» AIM
List every line of the records that contains the string "Text". Matching is case-sensitive.

» GIVEN DATA
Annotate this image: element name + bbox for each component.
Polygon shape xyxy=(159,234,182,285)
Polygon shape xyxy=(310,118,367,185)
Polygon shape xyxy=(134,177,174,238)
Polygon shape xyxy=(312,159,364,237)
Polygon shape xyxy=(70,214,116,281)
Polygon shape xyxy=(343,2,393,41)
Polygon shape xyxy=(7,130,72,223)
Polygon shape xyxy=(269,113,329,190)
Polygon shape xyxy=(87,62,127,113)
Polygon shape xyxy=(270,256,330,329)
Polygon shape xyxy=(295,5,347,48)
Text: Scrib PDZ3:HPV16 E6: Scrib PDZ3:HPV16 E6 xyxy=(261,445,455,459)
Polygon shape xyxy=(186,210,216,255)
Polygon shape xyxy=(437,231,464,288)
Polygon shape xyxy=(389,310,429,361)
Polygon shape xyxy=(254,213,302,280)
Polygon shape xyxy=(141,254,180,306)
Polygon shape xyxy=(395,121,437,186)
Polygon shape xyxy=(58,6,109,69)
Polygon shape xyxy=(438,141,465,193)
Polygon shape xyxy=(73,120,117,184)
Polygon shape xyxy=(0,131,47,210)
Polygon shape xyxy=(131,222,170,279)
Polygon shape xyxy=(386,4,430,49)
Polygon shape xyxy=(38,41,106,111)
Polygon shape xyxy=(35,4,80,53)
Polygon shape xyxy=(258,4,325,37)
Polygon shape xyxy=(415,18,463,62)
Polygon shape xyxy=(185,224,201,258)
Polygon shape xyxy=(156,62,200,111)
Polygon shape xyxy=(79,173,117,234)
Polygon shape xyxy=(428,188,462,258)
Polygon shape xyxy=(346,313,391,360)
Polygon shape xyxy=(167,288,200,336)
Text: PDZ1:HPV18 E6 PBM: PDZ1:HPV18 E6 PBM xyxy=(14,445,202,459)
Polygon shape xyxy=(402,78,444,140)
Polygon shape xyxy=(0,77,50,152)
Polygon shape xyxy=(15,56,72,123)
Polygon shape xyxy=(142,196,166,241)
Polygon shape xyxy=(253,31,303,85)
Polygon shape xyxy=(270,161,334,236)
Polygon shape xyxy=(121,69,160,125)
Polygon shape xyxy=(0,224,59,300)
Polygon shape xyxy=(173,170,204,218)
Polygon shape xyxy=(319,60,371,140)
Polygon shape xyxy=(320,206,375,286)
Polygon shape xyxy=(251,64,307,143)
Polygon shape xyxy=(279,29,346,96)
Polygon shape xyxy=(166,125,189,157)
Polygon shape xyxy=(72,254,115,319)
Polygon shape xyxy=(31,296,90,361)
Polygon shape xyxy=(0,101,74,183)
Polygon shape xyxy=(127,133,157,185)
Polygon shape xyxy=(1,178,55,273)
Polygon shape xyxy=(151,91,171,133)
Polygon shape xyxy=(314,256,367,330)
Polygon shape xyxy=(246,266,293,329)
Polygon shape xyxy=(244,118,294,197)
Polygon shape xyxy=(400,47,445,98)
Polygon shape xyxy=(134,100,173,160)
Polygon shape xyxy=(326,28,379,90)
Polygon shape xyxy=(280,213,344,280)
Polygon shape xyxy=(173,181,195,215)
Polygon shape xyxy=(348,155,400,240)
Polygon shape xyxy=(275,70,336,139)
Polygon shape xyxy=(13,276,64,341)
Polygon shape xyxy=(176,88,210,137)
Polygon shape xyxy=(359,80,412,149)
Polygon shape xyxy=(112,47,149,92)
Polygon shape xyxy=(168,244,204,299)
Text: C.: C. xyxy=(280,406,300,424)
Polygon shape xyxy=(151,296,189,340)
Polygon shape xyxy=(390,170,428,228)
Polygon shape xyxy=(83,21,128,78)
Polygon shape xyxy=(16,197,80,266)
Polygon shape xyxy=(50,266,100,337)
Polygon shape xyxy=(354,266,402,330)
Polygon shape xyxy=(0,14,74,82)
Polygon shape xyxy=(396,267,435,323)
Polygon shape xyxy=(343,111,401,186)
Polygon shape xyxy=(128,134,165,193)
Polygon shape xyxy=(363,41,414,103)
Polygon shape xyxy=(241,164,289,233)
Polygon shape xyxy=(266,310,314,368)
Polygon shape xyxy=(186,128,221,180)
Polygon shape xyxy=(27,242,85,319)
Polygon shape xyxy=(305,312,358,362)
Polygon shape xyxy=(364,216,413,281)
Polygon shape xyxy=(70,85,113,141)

» WRITTEN ANSWER
Text: Scrib PDZ3:HPV16 E6: Scrib PDZ3:HPV16 E6 xyxy=(261,445,455,459)
Text: PDZ1:HPV18 E6 PBM: PDZ1:HPV18 E6 PBM xyxy=(14,445,202,459)
Text: C.: C. xyxy=(280,406,300,424)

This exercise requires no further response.